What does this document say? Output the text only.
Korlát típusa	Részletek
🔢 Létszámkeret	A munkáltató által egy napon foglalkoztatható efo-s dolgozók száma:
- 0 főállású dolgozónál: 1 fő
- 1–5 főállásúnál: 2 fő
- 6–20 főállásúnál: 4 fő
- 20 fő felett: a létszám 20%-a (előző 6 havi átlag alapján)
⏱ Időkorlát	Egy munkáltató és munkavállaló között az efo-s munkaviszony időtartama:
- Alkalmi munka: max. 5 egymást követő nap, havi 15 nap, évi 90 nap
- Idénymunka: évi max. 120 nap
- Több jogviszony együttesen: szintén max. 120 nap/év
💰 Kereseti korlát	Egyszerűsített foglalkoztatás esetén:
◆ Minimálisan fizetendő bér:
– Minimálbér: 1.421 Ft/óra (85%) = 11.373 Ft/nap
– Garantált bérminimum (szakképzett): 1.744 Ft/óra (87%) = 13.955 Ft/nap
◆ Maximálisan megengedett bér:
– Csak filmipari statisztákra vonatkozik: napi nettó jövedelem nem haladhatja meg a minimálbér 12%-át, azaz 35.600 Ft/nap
____________
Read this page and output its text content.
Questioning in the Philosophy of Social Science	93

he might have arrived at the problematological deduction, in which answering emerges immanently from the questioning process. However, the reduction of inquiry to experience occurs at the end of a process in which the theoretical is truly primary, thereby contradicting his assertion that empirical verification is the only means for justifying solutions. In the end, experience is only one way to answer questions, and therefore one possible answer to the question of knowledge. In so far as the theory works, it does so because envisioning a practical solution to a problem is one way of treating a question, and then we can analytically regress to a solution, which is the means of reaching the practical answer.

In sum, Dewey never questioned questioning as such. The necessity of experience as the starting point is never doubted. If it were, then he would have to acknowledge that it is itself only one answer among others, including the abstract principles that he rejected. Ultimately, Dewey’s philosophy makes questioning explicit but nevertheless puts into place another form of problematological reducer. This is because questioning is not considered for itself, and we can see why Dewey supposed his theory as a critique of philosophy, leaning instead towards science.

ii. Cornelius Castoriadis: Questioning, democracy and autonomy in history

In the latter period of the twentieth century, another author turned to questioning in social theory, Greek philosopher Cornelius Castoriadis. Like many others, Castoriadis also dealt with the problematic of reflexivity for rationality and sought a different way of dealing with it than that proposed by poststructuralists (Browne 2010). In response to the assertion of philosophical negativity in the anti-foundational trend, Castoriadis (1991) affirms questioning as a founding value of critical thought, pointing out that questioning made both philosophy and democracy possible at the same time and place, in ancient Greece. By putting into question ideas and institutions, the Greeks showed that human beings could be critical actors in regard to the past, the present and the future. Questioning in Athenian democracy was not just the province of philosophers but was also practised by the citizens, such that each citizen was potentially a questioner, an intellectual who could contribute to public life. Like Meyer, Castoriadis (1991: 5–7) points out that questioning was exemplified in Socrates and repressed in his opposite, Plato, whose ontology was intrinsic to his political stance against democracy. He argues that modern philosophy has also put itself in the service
____________
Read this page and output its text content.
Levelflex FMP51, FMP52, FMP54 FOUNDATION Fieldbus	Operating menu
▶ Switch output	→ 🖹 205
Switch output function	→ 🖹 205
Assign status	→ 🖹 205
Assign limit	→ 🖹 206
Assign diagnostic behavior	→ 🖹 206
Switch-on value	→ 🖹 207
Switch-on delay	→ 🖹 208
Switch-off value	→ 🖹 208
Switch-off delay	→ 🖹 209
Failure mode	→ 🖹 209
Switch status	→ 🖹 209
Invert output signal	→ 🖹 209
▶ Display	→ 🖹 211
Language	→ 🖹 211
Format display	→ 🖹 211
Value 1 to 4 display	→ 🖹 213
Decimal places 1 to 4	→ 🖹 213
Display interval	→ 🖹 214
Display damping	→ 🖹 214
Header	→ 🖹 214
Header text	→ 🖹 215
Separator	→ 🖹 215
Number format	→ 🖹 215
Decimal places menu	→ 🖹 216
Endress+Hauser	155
____________
> [Aim]: Set out every line from the material that contains the string "menu".

> [Task answer]:
Levelflex FMP51, FMP52, FMP54 FOUNDATION Fieldbus	Operating menu
Decimal places menu	→ 🖹 216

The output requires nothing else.